◆ SHORT PROBLEM ◆
Look through the lines below and state how many hold the word "source". Write only the number.

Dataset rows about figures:

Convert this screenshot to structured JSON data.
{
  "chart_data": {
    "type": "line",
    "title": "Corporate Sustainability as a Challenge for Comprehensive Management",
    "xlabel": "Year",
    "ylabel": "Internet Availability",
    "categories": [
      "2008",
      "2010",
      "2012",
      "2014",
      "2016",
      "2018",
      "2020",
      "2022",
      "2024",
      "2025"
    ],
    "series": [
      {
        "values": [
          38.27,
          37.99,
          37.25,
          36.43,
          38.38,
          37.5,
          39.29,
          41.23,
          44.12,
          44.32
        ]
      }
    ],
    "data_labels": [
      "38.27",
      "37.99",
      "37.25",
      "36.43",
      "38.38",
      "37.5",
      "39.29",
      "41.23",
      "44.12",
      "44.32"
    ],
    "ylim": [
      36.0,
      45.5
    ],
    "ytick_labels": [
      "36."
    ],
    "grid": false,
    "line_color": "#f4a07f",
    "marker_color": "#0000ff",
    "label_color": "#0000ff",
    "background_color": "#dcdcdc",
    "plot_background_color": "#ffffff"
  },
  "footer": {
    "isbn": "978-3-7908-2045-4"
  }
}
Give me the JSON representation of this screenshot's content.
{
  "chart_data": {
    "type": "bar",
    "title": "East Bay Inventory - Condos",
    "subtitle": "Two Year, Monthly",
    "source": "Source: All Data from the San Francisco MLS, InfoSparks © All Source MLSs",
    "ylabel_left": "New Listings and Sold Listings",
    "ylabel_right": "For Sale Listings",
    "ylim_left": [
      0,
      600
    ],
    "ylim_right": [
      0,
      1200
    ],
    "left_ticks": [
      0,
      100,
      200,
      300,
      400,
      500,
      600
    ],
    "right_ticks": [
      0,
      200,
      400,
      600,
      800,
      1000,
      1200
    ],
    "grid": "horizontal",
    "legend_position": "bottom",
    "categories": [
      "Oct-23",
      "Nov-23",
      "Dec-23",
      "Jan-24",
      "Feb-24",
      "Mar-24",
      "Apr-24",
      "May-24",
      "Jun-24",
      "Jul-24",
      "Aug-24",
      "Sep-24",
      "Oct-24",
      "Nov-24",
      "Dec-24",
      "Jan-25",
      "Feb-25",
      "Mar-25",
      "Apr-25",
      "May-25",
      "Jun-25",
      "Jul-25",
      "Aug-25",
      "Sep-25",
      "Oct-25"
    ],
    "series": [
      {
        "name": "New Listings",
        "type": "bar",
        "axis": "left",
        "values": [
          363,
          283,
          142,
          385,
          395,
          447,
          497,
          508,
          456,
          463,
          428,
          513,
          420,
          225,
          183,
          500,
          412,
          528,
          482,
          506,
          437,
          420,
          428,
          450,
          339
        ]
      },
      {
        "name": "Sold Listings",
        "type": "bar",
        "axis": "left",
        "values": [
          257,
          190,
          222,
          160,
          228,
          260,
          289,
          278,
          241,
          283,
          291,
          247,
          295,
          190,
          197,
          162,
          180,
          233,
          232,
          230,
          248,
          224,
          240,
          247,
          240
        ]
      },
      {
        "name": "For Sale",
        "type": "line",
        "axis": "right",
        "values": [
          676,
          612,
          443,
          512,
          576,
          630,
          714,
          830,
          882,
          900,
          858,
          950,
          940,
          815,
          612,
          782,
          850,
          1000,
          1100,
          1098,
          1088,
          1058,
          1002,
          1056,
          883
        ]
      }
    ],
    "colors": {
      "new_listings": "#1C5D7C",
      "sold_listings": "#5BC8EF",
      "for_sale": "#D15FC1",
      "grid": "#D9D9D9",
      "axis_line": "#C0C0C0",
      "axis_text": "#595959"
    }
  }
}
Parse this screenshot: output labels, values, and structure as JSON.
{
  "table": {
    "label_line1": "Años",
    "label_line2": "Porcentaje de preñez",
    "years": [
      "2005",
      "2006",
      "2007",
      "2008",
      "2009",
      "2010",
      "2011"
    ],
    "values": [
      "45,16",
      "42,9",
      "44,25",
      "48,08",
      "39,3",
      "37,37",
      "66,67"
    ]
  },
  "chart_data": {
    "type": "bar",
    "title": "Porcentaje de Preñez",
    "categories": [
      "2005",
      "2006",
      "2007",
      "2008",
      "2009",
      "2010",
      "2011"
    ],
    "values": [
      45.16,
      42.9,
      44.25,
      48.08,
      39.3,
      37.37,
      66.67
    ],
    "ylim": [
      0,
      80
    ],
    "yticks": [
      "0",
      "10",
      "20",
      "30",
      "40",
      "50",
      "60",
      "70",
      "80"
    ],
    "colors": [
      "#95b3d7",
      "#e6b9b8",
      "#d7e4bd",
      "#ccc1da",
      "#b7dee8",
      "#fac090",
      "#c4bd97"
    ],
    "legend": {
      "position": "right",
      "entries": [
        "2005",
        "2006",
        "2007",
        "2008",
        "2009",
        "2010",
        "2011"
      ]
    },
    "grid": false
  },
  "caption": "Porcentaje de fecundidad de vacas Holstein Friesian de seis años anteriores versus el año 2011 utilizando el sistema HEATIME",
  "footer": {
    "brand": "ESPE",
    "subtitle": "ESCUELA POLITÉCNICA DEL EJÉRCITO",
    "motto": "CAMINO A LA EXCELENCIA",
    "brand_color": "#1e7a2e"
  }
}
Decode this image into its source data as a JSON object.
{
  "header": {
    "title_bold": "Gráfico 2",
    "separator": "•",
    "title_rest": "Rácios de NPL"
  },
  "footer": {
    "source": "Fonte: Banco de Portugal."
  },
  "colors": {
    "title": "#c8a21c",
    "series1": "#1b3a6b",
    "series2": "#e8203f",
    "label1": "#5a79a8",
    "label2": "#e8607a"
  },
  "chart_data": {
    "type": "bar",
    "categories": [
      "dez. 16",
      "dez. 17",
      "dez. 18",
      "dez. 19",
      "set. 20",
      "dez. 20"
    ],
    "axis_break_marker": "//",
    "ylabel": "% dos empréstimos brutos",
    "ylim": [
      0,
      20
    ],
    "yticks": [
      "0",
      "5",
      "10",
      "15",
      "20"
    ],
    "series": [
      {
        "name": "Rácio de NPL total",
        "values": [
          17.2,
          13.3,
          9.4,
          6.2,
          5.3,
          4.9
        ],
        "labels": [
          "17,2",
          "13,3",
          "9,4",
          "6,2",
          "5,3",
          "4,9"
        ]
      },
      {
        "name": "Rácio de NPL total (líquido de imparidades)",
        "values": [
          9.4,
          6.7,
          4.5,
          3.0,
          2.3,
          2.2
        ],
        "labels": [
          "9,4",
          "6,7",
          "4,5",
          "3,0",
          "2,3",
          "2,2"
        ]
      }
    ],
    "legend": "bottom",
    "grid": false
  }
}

◆ CORRECT OUTPUT ◆
3